* Work to complete
Pull every line holding the string "εφόσον" from the records below.
━━ Dataset content ━━
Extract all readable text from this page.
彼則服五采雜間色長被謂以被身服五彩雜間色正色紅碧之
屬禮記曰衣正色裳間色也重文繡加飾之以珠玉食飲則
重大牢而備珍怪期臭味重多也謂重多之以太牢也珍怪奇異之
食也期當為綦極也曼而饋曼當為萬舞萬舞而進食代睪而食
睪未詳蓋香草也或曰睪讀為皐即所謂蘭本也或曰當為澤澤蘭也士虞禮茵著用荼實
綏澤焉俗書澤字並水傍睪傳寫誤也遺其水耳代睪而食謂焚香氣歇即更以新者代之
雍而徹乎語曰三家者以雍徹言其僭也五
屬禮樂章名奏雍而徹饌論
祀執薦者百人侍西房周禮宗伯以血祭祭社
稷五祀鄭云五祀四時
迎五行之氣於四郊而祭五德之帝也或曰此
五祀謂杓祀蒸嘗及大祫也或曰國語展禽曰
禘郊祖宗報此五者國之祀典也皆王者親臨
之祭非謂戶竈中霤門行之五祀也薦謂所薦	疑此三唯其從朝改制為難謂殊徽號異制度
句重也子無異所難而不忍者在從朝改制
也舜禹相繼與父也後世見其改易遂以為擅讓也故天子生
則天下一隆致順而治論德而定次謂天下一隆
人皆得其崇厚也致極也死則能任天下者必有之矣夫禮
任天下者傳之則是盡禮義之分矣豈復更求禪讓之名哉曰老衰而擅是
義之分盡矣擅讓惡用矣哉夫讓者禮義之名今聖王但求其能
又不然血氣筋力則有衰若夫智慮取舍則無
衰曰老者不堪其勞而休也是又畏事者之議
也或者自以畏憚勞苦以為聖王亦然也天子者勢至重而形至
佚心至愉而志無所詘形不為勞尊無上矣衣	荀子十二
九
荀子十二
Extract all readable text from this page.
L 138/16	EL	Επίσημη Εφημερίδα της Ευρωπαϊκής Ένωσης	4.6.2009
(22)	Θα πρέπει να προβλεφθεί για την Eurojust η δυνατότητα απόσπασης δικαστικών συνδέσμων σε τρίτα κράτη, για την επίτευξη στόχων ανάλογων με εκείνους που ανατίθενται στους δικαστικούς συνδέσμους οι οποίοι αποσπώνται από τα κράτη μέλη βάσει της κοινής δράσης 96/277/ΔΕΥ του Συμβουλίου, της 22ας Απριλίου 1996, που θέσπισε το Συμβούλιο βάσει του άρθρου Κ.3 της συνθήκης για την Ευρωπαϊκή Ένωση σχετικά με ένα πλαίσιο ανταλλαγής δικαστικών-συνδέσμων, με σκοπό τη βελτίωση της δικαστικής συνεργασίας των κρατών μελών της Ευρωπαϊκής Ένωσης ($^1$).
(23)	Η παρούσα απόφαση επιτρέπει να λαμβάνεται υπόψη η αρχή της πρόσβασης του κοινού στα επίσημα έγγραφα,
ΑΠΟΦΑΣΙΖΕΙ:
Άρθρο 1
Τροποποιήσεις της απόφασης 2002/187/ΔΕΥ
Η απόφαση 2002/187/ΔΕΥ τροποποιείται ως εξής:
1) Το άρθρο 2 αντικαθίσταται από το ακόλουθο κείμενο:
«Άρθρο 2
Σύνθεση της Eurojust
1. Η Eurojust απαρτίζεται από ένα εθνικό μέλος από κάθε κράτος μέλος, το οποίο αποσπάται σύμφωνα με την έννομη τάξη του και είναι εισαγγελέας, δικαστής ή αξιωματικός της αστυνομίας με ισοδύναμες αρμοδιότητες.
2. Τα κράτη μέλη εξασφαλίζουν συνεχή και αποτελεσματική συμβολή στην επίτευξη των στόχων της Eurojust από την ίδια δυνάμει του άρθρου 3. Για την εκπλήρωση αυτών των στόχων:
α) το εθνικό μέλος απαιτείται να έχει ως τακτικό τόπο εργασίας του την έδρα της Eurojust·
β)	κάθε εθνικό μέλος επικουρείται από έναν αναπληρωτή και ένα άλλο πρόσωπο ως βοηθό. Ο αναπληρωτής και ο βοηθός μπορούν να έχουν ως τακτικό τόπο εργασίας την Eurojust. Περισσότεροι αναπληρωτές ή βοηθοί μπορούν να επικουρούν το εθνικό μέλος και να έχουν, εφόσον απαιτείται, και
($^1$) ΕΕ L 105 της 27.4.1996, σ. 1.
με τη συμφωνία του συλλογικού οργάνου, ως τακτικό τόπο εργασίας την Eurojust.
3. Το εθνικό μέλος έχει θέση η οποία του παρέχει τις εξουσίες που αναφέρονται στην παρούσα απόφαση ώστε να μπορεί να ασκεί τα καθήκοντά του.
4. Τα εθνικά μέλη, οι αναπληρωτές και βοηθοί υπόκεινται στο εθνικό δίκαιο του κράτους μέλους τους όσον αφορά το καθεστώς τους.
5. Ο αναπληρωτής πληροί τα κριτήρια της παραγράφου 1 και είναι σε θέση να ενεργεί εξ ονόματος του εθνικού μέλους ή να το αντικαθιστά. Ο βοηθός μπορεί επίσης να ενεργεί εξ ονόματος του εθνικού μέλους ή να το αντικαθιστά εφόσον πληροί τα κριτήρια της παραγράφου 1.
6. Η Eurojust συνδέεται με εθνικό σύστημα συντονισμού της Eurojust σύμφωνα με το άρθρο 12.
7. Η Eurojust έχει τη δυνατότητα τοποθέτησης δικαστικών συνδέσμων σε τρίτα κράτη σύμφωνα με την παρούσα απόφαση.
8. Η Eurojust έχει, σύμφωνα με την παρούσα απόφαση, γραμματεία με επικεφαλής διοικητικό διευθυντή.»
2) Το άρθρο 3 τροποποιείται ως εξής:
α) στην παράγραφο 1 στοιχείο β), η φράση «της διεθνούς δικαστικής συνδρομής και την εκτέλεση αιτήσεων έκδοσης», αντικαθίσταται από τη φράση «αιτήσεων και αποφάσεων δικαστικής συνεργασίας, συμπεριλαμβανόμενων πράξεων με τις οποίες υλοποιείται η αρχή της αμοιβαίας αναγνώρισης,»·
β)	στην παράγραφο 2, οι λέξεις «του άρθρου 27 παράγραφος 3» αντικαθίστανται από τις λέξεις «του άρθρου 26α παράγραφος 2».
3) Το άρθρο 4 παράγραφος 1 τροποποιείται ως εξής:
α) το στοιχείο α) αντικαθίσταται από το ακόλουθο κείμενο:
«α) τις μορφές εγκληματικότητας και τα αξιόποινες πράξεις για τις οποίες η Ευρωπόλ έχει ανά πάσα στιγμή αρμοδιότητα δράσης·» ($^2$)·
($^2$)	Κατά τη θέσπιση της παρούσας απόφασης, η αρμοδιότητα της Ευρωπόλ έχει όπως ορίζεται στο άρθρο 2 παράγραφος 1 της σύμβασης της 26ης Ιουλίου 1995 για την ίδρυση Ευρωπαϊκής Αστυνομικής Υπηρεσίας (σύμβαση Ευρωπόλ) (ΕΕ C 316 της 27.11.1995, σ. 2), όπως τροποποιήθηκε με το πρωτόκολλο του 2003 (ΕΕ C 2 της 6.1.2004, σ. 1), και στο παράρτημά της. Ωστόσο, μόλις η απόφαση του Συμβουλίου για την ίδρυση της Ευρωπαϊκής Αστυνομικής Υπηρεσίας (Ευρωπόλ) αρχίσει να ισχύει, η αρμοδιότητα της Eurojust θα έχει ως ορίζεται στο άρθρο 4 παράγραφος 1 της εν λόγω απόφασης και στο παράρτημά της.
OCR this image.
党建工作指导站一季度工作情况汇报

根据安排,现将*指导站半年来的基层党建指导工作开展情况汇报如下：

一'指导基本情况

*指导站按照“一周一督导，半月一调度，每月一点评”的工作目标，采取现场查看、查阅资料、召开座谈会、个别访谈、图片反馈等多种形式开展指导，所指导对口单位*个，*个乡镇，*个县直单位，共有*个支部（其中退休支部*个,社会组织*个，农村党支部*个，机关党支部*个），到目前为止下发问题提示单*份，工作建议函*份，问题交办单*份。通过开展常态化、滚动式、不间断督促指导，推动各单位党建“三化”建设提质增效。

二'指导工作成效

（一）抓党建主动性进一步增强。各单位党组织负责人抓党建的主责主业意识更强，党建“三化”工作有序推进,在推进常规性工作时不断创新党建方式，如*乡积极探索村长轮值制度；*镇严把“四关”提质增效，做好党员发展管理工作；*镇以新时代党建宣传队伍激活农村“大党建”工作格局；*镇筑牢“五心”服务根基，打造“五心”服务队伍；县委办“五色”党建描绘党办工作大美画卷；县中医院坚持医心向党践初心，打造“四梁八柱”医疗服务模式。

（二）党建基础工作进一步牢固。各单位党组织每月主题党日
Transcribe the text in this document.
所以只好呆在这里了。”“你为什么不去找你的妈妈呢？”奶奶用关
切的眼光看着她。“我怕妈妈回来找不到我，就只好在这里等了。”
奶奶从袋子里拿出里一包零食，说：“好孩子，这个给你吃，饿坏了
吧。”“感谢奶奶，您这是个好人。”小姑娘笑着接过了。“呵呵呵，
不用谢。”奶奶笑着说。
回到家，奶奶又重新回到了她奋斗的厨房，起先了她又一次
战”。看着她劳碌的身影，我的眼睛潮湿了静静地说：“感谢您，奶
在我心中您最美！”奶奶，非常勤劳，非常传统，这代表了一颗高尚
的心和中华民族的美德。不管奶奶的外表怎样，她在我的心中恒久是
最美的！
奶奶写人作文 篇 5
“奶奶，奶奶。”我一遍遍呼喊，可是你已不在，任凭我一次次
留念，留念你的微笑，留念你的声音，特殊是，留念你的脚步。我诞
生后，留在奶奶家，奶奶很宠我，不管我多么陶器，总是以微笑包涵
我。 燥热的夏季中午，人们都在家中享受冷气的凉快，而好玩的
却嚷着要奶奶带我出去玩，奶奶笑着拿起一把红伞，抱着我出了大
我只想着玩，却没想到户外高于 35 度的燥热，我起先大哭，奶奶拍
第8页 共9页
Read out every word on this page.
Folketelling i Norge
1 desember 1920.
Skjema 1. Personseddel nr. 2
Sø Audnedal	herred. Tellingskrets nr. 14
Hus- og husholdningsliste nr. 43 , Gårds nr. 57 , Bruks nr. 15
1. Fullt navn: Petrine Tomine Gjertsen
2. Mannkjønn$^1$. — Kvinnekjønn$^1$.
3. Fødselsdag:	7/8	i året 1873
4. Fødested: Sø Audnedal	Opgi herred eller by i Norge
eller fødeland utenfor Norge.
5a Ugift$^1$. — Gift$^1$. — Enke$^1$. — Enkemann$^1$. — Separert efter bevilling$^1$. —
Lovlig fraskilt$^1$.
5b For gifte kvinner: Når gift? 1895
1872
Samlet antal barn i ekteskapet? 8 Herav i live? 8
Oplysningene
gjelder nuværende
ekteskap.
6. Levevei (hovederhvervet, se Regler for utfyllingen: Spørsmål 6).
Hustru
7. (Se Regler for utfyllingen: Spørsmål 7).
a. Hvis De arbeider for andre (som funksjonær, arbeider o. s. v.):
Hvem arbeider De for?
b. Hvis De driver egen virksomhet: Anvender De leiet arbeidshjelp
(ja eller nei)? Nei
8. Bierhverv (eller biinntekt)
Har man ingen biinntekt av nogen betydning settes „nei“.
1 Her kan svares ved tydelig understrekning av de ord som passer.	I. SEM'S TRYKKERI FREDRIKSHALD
━━━
* Exercise solution
β)	κάθε εθνικό μέλος επικουρείται από έναν αναπληρωτή και ένα άλλο πρόσωπο ως βοηθό. Ο αναπληρωτής και ο βοηθός μπορούν να έχουν ως τακτικό τόπο εργασίας την Eurojust. Περισσότεροι αναπληρωτές ή βοηθοί μπορούν να επικουρούν το εθνικό μέλος και να έχουν, εφόσον απαιτείται, και
5. Ο αναπληρωτής πληροί τα κριτήρια της παραγράφου 1 και είναι σε θέση να ενεργεί εξ ονόματος του εθνικού μέλους ή να το αντικαθιστά. Ο βοηθός μπορεί επίσης να ενεργεί εξ ονόματος του εθνικού μέλους ή να το αντικαθιστά εφόσον πληροί τα κριτήρια της παραγράφου 1.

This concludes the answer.